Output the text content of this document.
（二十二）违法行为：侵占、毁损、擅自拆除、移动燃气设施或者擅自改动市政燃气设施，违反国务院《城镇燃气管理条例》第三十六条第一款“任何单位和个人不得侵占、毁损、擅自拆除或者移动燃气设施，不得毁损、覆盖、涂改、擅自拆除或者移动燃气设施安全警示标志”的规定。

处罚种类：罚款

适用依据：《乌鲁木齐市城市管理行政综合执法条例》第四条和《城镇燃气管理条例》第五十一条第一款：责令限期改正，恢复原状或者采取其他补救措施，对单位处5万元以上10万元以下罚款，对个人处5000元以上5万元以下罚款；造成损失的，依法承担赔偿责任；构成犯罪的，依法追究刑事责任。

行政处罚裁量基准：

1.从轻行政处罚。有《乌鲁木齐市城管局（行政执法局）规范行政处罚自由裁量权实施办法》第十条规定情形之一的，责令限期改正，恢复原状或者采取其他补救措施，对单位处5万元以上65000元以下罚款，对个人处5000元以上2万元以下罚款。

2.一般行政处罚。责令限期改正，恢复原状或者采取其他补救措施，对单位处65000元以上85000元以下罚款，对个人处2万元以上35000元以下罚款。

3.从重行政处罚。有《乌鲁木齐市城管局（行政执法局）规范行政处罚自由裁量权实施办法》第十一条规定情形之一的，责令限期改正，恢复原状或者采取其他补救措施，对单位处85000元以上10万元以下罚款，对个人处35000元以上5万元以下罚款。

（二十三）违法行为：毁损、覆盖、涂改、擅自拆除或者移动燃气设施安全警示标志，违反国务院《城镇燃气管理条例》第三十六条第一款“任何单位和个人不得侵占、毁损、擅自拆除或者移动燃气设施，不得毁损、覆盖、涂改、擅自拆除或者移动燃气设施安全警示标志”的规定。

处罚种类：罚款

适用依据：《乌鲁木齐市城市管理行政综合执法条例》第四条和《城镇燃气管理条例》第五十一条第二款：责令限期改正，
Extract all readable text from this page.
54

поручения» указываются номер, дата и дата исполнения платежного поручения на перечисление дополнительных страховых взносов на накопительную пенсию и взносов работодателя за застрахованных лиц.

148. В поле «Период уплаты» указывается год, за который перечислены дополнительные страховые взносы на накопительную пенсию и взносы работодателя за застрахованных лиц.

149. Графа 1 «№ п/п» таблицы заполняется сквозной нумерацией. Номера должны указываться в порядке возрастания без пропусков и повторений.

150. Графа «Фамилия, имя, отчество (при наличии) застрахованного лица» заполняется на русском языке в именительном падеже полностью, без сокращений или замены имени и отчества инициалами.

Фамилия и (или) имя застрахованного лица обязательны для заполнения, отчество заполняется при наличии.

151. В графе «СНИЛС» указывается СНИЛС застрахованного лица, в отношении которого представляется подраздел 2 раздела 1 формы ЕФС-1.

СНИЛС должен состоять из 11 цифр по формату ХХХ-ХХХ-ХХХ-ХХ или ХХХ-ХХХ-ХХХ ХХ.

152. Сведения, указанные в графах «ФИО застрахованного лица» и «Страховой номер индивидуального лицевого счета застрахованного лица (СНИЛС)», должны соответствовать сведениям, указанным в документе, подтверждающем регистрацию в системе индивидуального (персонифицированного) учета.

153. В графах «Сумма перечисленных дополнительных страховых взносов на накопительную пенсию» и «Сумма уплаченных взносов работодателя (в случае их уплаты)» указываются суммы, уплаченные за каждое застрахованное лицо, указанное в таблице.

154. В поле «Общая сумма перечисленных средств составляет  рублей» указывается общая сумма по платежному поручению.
+--
Copy every line that includes the string "накопительную" from the material above.

#### [WRITTEN ANSWER]
поручения» указываются номер, дата и дата исполнения платежного поручения на перечисление дополнительных страховых взносов на накопительную пенсию и взносов работодателя за застрахованных лиц.
148. В поле «Период уплаты» указывается год, за который перечислены дополнительные страховые взносы на накопительную пенсию и взносы работодателя за застрахованных лиц.
153. В графах «Сумма перечисленных дополнительных страховых взносов на накопительную пенсию» и «Сумма уплаченных взносов работодателя (в случае их уплаты)» указываются суммы, уплаченные за каждое застрахованное лицо, указанное в таблице.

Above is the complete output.